● GOAL:
Give the data a second time, exactly and in full.

● MATERIAL FOR THIS EXERCISE:
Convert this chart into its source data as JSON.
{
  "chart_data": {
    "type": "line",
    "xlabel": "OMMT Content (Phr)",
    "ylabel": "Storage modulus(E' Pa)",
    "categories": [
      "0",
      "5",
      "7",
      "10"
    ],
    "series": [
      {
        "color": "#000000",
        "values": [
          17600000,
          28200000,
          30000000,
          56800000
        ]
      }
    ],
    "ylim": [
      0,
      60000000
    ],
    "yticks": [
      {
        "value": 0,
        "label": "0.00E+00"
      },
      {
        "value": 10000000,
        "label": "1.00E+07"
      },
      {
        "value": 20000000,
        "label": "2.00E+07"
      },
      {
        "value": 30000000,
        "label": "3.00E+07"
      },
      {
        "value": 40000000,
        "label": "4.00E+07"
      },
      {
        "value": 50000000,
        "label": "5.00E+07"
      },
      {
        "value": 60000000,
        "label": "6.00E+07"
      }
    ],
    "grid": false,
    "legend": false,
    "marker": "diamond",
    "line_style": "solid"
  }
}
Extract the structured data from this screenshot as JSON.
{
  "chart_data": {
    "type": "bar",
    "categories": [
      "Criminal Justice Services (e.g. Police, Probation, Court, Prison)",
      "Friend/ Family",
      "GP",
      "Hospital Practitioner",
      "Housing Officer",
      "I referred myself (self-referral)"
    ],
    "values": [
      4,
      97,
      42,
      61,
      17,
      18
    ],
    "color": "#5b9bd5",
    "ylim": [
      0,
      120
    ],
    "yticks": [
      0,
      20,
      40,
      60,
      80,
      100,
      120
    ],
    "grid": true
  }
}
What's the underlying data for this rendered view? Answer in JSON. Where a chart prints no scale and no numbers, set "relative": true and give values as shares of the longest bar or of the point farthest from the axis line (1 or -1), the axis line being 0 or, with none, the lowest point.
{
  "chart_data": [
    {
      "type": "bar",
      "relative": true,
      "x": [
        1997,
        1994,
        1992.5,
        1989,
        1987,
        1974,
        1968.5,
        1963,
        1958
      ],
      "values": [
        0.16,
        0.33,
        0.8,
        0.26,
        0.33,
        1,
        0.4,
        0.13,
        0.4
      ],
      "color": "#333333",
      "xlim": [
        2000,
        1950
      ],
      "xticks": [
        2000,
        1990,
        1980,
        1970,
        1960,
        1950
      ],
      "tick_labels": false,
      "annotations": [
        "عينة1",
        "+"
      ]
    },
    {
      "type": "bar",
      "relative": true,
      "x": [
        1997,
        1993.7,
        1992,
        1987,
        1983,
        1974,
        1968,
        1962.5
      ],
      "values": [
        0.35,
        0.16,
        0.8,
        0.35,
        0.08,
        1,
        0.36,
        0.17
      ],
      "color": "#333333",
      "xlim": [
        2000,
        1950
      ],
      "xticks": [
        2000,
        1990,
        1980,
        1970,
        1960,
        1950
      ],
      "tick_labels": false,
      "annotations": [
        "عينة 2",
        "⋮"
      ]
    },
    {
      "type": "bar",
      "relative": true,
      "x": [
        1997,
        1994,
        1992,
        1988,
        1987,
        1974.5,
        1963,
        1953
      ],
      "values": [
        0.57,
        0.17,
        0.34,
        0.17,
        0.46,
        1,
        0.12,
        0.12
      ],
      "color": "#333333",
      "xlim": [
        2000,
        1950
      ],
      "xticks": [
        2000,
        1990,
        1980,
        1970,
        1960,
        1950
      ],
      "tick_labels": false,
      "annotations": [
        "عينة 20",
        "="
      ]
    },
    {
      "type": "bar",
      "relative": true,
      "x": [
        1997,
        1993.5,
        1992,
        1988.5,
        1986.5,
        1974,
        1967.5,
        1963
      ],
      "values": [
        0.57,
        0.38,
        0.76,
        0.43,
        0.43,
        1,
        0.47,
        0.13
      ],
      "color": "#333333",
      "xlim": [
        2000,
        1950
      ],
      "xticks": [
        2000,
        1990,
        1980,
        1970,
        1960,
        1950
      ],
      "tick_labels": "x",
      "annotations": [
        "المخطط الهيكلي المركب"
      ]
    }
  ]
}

● EXPECTED OUTPUT:
Convert this chart into its source data as JSON.
{
  "chart_data": {
    "type": "line",
    "xlabel": "OMMT Content (Phr)",
    "ylabel": "Storage modulus(E' Pa)",
    "categories": [
      "0",
      "5",
      "7",
      "10"
    ],
    "series": [
      {
        "color": "#000000",
        "values": [
          17600000,
          28200000,
          30000000,
          56800000
        ]
      }
    ],
    "ylim": [
      0,
      60000000
    ],
    "yticks": [
      {
        "value": 0,
        "label": "0.00E+00"
      },
      {
        "value": 10000000,
        "label": "1.00E+07"
      },
      {
        "value": 20000000,
        "label": "2.00E+07"
      },
      {
        "value": 30000000,
        "label": "3.00E+07"
      },
      {
        "value": 40000000,
        "label": "4.00E+07"
      },
      {
        "value": 50000000,
        "label": "5.00E+07"
      },
      {
        "value": 60000000,
        "label": "6.00E+07"
      }
    ],
    "grid": false,
    "legend": false,
    "marker": "diamond",
    "line_style": "solid"
  }
}
Extract the structured data from this screenshot as JSON.
{
  "chart_data": {
    "type": "bar",
    "categories": [
      "Criminal Justice Services (e.g. Police, Probation, Court, Prison)",
      "Friend/ Family",
      "GP",
      "Hospital Practitioner",
      "Housing Officer",
      "I referred myself (self-referral)"
    ],
    "values": [
      4,
      97,
      42,
      61,
      17,
      18
    ],
    "color": "#5b9bd5",
    "ylim": [
      0,
      120
    ],
    "yticks": [
      0,
      20,
      40,
      60,
      80,
      100,
      120
    ],
    "grid": true
  }
}
What's the underlying data for this rendered view? Answer in JSON. Where a chart prints no scale and no numbers, set "relative": true and give values as shares of the longest bar or of the point farthest from the axis line (1 or -1), the axis line being 0 or, with none, the lowest point.
{
  "chart_data": [
    {
      "type": "bar",
      "relative": true,
      "x": [
        1997,
        1994,
        1992.5,
        1989,
        1987,
        1974,
        1968.5,
        1963,
        1958
      ],
      "values": [
        0.16,
        0.33,
        0.8,
        0.26,
        0.33,
        1,
        0.4,
        0.13,
        0.4
      ],
      "color": "#333333",
      "xlim": [
        2000,
        1950
      ],
      "xticks": [
        2000,
        1990,
        1980,
        1970,
        1960,
        1950
      ],
      "tick_labels": false,
      "annotations": [
        "عينة1",
        "+"
      ]
    },
    {
      "type": "bar",
      "relative": true,
      "x": [
        1997,
        1993.7,
        1992,
        1987,
        1983,
        1974,
        1968,
        1962.5
      ],
      "values": [
        0.35,
        0.16,
        0.8,
        0.35,
        0.08,
        1,
        0.36,
        0.17
      ],
      "color": "#333333",
      "xlim": [
        2000,
        1950
      ],
      "xticks": [
        2000,
        1990,
        1980,
        1970,
        1960,
        1950
      ],
      "tick_labels": false,
      "annotations": [
        "عينة 2",
        "⋮"
      ]
    },
    {
      "type": "bar",
      "relative": true,
      "x": [
        1997,
        1994,
        1992,
        1988,
        1987,
        1974.5,
        1963,
        1953
      ],
      "values": [
        0.57,
        0.17,
        0.34,
        0.17,
        0.46,
        1,
        0.12,
        0.12
      ],
      "color": "#333333",
      "xlim": [
        2000,
        1950
      ],
      "xticks": [
        2000,
        1990,
        1980,
        1970,
        1960,
        1950
      ],
      "tick_labels": false,
      "annotations": [
        "عينة 20",
        "="
      ]
    },
    {
      "type": "bar",
      "relative": true,
      "x": [
        1997,
        1993.5,
        1992,
        1988.5,
        1986.5,
        1974,
        1967.5,
        1963
      ],
      "values": [
        0.57,
        0.38,
        0.76,
        0.43,
        0.43,
        1,
        0.47,
        0.13
      ],
      "color": "#333333",
      "xlim": [
        2000,
        1950
      ],
      "xticks": [
        2000,
        1990,
        1980,
        1970,
        1960,
        1950
      ],
      "tick_labels": "x",
      "annotations": [
        "المخطط الهيكلي المركب"
      ]
    }
  ]
}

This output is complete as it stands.